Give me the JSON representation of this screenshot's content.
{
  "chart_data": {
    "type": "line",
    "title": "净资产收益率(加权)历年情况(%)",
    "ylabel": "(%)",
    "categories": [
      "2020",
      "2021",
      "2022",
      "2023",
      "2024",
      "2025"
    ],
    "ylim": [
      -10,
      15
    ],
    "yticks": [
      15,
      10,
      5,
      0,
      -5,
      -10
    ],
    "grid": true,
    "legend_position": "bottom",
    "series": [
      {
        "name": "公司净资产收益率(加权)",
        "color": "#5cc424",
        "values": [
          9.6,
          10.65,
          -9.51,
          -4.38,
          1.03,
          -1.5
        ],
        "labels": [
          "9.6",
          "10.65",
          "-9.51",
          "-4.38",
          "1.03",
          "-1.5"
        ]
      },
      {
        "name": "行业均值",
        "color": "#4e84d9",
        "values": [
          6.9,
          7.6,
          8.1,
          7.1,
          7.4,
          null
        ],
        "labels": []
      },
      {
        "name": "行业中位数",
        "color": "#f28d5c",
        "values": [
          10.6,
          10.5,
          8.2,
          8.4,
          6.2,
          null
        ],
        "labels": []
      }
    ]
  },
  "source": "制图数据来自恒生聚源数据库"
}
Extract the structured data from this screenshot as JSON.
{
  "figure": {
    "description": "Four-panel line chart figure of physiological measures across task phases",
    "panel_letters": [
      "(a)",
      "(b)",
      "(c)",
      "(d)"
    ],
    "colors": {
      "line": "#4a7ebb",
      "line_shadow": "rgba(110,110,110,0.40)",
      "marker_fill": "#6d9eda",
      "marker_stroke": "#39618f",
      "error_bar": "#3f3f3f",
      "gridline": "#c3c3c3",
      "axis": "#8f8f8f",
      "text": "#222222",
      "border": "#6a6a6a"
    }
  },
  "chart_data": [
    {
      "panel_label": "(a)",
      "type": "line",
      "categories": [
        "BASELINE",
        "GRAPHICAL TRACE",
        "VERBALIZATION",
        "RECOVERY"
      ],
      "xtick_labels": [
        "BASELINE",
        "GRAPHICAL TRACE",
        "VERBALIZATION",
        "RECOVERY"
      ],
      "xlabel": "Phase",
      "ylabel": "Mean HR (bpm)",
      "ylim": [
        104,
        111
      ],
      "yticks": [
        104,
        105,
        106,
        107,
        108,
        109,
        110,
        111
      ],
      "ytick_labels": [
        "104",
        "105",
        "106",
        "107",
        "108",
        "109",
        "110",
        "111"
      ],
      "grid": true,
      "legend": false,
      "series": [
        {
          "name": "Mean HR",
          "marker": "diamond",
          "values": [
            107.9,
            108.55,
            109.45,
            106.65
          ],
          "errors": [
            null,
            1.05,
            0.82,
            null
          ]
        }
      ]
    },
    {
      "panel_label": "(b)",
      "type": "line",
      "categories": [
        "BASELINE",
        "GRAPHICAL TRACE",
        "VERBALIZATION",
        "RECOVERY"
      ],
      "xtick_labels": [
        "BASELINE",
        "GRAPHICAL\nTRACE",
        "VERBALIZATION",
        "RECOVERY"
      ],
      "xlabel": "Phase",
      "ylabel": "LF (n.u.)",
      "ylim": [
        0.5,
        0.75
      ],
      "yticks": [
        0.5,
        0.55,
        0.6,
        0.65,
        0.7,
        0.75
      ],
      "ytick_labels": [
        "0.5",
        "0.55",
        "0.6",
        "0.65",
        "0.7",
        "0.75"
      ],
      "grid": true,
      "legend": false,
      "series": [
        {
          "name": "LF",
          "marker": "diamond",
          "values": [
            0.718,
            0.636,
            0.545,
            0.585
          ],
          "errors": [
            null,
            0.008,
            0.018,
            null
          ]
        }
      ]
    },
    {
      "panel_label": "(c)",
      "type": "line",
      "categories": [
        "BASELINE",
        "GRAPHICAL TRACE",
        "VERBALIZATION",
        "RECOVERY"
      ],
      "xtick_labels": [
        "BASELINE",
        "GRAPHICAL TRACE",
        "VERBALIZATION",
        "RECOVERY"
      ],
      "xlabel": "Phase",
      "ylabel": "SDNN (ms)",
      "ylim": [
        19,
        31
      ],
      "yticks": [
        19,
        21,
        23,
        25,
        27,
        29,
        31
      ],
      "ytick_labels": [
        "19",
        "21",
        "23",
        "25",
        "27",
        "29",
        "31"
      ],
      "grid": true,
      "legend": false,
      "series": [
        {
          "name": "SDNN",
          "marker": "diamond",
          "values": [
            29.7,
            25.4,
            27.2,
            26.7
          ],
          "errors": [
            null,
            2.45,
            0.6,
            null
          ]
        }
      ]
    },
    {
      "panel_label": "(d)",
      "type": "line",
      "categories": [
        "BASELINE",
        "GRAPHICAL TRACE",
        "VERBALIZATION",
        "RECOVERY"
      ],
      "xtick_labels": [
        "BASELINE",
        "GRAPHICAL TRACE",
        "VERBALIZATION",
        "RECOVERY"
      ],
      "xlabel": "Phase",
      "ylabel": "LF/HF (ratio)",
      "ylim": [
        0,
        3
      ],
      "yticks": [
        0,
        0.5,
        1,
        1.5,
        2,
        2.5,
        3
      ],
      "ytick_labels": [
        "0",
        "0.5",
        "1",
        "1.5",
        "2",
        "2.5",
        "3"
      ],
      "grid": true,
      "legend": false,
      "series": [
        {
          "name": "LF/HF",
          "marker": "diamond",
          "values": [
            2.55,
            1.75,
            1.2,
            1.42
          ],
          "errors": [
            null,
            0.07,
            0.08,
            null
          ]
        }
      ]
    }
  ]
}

Short problem
Write out the full listing exactly as given.

Exercise answer
Give me the JSON representation of this screenshot's content.
{
  "chart_data": {
    "type": "line",
    "title": "净资产收益率(加权)历年情况(%)",
    "ylabel": "(%)",
    "categories": [
      "2020",
      "2021",
      "2022",
      "2023",
      "2024",
      "2025"
    ],
    "ylim": [
      -10,
      15
    ],
    "yticks": [
      15,
      10,
      5,
      0,
      -5,
      -10
    ],
    "grid": true,
    "legend_position": "bottom",
    "series": [
      {
        "name": "公司净资产收益率(加权)",
        "color": "#5cc424",
        "values": [
          9.6,
          10.65,
          -9.51,
          -4.38,
          1.03,
          -1.5
        ],
        "labels": [
          "9.6",
          "10.65",
          "-9.51",
          "-4.38",
          "1.03",
          "-1.5"
        ]
      },
      {
        "name": "行业均值",
        "color": "#4e84d9",
        "values": [
          6.9,
          7.6,
          8.1,
          7.1,
          7.4,
          null
        ],
        "labels": []
      },
      {
        "name": "行业中位数",
        "color": "#f28d5c",
        "values": [
          10.6,
          10.5,
          8.2,
          8.4,
          6.2,
          null
        ],
        "labels": []
      }
    ]
  },
  "source": "制图数据来自恒生聚源数据库"
}
Extract the structured data from this screenshot as JSON.
{
  "figure": {
    "description": "Four-panel line chart figure of physiological measures across task phases",
    "panel_letters": [
      "(a)",
      "(b)",
      "(c)",
      "(d)"
    ],
    "colors": {
      "line": "#4a7ebb",
      "line_shadow": "rgba(110,110,110,0.40)",
      "marker_fill": "#6d9eda",
      "marker_stroke": "#39618f",
      "error_bar": "#3f3f3f",
      "gridline": "#c3c3c3",
      "axis": "#8f8f8f",
      "text": "#222222",
      "border": "#6a6a6a"
    }
  },
  "chart_data": [
    {
      "panel_label": "(a)",
      "type": "line",
      "categories": [
        "BASELINE",
        "GRAPHICAL TRACE",
        "VERBALIZATION",
        "RECOVERY"
      ],
      "xtick_labels": [
        "BASELINE",
        "GRAPHICAL TRACE",
        "VERBALIZATION",
        "RECOVERY"
      ],
      "xlabel": "Phase",
      "ylabel": "Mean HR (bpm)",
      "ylim": [
        104,
        111
      ],
      "yticks": [
        104,
        105,
        106,
        107,
        108,
        109,
        110,
        111
      ],
      "ytick_labels": [
        "104",
        "105",
        "106",
        "107",
        "108",
        "109",
        "110",
        "111"
      ],
      "grid": true,
      "legend": false,
      "series": [
        {
          "name": "Mean HR",
          "marker": "diamond",
          "values": [
            107.9,
            108.55,
            109.45,
            106.65
          ],
          "errors": [
            null,
            1.05,
            0.82,
            null
          ]
        }
      ]
    },
    {
      "panel_label": "(b)",
      "type": "line",
      "categories": [
        "BASELINE",
        "GRAPHICAL TRACE",
        "VERBALIZATION",
        "RECOVERY"
      ],
      "xtick_labels": [
        "BASELINE",
        "GRAPHICAL\nTRACE",
        "VERBALIZATION",
        "RECOVERY"
      ],
      "xlabel": "Phase",
      "ylabel": "LF (n.u.)",
      "ylim": [
        0.5,
        0.75
      ],
      "yticks": [
        0.5,
        0.55,
        0.6,
        0.65,
        0.7,
        0.75
      ],
      "ytick_labels": [
        "0.5",
        "0.55",
        "0.6",
        "0.65",
        "0.7",
        "0.75"
      ],
      "grid": true,
      "legend": false,
      "series": [
        {
          "name": "LF",
          "marker": "diamond",
          "values": [
            0.718,
            0.636,
            0.545,
            0.585
          ],
          "errors": [
            null,
            0.008,
            0.018,
            null
          ]
        }
      ]
    },
    {
      "panel_label": "(c)",
      "type": "line",
      "categories": [
        "BASELINE",
        "GRAPHICAL TRACE",
        "VERBALIZATION",
        "RECOVERY"
      ],
      "xtick_labels": [
        "BASELINE",
        "GRAPHICAL TRACE",
        "VERBALIZATION",
        "RECOVERY"
      ],
      "xlabel": "Phase",
      "ylabel": "SDNN (ms)",
      "ylim": [
        19,
        31
      ],
      "yticks": [
        19,
        21,
        23,
        25,
        27,
        29,
        31
      ],
      "ytick_labels": [
        "19",
        "21",
        "23",
        "25",
        "27",
        "29",
        "31"
      ],
      "grid": true,
      "legend": false,
      "series": [
        {
          "name": "SDNN",
          "marker": "diamond",
          "values": [
            29.7,
            25.4,
            27.2,
            26.7
          ],
          "errors": [
            null,
            2.45,
            0.6,
            null
          ]
        }
      ]
    },
    {
      "panel_label": "(d)",
      "type": "line",
      "categories": [
        "BASELINE",
        "GRAPHICAL TRACE",
        "VERBALIZATION",
        "RECOVERY"
      ],
      "xtick_labels": [
        "BASELINE",
        "GRAPHICAL TRACE",
        "VERBALIZATION",
        "RECOVERY"
      ],
      "xlabel": "Phase",
      "ylabel": "LF/HF (ratio)",
      "ylim": [
        0,
        3
      ],
      "yticks": [
        0,
        0.5,
        1,
        1.5,
        2,
        2.5,
        3
      ],
      "ytick_labels": [
        "0",
        "0.5",
        "1",
        "1.5",
        "2",
        "2.5",
        "3"
      ],
      "grid": true,
      "legend": false,
      "series": [
        {
          "name": "LF/HF",
          "marker": "diamond",
          "values": [
            2.55,
            1.75,
            1.2,
            1.42
          ],
          "errors": [
            null,
            0.07,
            0.08,
            null
          ]
        }
      ]
    }
  ]
}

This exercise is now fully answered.